_Instructions_
(1) List each field in the opening list of the Kobilmahagu article together with its value.
(2) Please write the next part of the Kobilmahagu article, continuing from its last sentence.

_Text_
- Country: Ghana
- Region: Northern Region
- District: Tamale Metropolitan District
- Time zone: UTC+0 (GMT)

= Kobilmahagu =

Kobilmahagu is a community in the Tamale Metropolitan District in the Northern Region of Ghana. It has a multi-ethnic population hosting members most tribes across Ghana, with ethnic Dagomba forming over 90%. Religious and cultural festivities form a major part of the lives of people residing there.

== Origin ==
The term Kobilmahagu means "cold well". This refers to a shallow hand-dug well whose water always appeared, whether in the rainy or dry season. This was believed to exist because beneficiaries of this facility followed the norms religiously. It was forbidden to fetch water from the well with any metal container. Either a calabash or an earthenware container must be used instead.

_Data excerpt_

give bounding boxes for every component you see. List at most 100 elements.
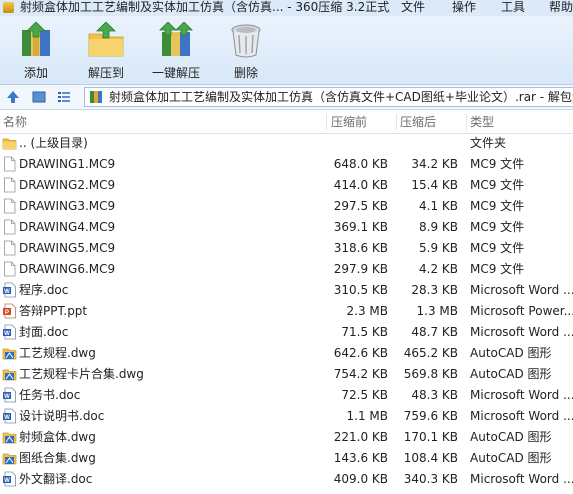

_Replies_
(1)
- Country: Ghana
- Region: Northern Region
- District: Tamale Metropolitan District
- Time zone: UTC+0 (GMT)

(2)
Some of the occupants of the Kobilmahagu people in order of succession include:

Kobilmahagu
| Naa Napabaa |
| Naa Niendow |
| Naa Mana |
| Naa Yakubu |
| Naa Salifu |
| Naa Dawuni |
| Naa Abukari |
| Naa Jabuni |
| Naa Abdulai |
| Naa Alhassan |
| Naa Alhassani |

== Economy ==
Farming is the mainstay of the male population whilst pottery dominates among the females.

== Culture ==
Religious and cultural festivities form a major part of the lives of people residing in Kobilmahagu.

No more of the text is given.